**WHAT YOU SHOULD DO**
Among the lines below, count those with "Operation". Give only the number.

**RECORDS SUPPLIED**

= = = =

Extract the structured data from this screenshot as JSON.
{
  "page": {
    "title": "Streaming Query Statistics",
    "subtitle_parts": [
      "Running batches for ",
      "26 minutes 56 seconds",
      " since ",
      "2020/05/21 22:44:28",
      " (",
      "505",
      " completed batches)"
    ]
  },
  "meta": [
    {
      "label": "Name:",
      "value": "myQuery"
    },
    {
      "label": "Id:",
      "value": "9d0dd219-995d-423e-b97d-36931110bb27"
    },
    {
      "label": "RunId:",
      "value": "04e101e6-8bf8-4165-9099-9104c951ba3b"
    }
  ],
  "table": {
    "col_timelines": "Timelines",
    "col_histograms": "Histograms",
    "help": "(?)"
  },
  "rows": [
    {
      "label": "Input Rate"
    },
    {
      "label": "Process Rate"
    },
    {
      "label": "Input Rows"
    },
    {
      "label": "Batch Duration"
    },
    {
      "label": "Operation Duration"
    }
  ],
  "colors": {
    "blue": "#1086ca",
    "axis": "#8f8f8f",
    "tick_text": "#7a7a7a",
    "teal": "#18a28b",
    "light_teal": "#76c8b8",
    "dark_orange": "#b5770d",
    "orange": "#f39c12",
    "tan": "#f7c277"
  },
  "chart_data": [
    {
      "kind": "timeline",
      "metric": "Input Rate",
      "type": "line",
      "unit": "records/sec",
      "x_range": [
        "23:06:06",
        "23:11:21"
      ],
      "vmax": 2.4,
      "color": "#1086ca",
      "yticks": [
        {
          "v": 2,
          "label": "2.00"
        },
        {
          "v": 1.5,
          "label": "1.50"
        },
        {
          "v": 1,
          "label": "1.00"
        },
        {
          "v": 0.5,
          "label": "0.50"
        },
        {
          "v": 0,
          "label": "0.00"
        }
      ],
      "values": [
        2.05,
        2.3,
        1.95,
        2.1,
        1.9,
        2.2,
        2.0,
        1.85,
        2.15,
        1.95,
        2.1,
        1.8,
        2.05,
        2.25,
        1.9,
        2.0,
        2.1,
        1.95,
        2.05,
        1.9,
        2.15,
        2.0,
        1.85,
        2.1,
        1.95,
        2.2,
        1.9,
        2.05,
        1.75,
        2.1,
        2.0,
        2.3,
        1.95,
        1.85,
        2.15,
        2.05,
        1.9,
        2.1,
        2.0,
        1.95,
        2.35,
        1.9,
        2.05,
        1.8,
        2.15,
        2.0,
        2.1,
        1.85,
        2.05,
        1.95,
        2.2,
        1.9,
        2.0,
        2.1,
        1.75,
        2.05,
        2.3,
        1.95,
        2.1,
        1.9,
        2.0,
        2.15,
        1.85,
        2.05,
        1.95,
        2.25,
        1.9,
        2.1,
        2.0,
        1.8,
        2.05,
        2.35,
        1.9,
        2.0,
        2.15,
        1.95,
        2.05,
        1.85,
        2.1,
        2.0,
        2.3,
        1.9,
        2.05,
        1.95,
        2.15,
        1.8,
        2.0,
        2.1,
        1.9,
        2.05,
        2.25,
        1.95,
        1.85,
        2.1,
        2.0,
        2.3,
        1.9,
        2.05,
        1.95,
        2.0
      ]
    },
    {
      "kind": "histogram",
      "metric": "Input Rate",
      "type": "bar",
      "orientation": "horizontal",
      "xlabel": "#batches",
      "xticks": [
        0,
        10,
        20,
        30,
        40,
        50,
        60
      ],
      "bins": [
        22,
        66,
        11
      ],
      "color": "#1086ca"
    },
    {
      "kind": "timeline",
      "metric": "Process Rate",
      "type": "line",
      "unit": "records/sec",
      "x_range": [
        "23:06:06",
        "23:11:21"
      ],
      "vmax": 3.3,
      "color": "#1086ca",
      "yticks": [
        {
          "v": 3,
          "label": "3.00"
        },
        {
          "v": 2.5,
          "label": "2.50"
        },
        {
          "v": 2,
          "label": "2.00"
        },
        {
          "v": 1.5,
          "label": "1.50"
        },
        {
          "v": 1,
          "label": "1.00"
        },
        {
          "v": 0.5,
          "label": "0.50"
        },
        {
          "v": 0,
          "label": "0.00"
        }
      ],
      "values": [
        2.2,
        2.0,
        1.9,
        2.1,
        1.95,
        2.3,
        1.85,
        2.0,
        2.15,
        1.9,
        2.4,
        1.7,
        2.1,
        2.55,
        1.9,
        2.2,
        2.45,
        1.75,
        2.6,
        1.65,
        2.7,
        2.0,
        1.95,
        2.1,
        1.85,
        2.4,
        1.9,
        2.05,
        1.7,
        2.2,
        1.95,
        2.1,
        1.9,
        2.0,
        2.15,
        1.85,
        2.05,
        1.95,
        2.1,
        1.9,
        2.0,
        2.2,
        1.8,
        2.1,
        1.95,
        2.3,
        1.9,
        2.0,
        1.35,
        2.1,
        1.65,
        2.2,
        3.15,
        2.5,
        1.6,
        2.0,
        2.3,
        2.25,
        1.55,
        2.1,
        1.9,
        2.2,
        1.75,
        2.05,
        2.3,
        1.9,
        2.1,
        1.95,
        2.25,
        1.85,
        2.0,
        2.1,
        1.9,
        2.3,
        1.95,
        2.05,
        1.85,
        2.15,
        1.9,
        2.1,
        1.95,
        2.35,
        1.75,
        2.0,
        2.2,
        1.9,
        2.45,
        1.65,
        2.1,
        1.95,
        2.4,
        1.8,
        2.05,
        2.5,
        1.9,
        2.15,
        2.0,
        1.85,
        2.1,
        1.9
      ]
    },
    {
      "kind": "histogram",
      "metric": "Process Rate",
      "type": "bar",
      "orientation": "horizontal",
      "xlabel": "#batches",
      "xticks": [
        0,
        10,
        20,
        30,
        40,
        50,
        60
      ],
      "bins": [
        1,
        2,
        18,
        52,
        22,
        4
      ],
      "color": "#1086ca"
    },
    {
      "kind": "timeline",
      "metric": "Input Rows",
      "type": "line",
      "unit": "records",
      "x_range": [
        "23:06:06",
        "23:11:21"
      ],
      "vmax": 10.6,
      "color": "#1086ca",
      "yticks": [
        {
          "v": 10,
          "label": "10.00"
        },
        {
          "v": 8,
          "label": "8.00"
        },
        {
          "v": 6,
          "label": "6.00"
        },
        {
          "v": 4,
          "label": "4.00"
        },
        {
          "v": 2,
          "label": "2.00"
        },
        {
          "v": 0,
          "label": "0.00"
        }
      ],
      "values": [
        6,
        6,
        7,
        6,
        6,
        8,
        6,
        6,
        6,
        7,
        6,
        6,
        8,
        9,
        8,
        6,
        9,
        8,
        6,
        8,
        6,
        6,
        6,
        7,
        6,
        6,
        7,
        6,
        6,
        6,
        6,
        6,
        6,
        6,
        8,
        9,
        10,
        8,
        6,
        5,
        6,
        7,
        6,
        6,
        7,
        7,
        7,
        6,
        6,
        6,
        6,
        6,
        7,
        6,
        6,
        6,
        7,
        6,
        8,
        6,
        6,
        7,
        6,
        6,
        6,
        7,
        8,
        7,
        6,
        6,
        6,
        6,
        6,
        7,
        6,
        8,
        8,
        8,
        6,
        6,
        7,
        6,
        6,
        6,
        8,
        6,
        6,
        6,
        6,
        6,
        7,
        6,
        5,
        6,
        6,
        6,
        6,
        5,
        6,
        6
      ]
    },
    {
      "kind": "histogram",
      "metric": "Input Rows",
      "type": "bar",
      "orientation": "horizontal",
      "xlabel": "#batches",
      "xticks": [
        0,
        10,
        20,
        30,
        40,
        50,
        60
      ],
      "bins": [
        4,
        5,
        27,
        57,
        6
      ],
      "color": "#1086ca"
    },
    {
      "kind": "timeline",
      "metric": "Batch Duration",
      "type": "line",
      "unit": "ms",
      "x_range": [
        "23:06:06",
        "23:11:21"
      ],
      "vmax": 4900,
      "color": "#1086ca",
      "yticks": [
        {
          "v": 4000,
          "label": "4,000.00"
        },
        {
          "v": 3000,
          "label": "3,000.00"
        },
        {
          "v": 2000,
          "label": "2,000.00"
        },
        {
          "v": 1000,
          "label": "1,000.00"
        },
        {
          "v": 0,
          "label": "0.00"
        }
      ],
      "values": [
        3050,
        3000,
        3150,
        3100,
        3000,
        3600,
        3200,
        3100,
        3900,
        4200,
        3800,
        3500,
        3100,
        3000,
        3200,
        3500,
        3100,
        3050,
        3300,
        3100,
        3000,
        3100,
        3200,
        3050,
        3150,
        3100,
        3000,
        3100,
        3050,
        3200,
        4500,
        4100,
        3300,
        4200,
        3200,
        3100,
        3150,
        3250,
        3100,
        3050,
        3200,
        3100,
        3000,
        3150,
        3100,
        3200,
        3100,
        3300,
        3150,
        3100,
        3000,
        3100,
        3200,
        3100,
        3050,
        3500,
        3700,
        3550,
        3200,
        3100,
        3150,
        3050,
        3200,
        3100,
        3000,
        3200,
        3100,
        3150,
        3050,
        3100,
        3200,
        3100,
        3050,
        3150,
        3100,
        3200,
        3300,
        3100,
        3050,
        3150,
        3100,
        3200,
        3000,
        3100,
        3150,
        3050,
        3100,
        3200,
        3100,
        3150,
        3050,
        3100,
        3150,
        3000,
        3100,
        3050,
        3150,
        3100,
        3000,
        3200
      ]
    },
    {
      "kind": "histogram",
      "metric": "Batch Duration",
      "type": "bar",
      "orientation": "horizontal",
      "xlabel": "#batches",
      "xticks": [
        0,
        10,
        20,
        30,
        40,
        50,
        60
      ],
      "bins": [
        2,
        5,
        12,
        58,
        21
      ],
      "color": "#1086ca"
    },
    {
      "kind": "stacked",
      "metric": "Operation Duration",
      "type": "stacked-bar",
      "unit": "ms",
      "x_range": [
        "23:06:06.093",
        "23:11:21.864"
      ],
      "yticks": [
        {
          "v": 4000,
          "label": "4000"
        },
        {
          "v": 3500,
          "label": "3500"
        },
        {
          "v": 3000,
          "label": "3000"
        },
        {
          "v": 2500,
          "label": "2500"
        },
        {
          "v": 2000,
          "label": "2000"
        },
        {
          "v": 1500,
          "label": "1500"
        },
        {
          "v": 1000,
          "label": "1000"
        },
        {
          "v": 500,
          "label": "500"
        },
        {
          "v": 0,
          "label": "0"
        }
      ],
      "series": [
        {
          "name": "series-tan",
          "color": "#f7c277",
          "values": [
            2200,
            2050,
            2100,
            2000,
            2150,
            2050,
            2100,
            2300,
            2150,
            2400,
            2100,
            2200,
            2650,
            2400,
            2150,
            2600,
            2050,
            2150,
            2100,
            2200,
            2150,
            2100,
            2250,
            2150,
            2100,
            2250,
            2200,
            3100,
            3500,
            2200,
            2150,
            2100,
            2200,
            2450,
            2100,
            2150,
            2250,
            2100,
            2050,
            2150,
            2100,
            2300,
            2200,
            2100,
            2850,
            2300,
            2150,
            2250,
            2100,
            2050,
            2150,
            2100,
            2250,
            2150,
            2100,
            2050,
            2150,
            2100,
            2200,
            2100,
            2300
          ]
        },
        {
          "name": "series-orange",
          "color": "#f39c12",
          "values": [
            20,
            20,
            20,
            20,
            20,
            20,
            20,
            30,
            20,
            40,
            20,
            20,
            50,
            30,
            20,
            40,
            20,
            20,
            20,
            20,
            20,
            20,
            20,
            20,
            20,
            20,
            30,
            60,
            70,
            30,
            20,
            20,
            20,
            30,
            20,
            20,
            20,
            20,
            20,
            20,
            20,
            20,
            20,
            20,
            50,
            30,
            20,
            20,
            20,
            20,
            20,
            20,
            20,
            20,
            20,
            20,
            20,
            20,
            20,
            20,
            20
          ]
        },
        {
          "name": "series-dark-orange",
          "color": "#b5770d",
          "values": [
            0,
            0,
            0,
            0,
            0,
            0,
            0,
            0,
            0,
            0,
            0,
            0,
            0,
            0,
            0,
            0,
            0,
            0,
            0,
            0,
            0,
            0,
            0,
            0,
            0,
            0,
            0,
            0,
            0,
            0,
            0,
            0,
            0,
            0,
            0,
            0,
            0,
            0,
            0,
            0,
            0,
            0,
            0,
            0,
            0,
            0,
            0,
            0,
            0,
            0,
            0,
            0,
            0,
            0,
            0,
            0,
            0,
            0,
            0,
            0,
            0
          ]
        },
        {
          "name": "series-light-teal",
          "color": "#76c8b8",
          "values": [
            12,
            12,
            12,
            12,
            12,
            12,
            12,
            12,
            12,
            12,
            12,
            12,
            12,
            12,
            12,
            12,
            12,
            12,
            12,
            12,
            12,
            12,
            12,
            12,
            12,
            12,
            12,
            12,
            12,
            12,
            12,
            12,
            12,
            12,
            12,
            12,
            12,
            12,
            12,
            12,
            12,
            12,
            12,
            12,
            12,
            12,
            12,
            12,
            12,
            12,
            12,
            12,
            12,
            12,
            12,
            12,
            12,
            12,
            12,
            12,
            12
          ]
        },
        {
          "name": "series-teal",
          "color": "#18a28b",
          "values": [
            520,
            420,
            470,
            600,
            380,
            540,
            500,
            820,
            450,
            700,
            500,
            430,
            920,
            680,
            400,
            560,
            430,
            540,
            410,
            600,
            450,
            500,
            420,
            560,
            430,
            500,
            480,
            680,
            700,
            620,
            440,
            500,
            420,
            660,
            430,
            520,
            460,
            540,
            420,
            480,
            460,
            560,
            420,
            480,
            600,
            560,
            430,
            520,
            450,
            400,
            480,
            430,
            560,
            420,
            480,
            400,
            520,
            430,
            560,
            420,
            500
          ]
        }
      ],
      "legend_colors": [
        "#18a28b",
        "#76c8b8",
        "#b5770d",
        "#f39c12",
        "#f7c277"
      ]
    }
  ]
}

= = = =

**CORRECT RESULT**
2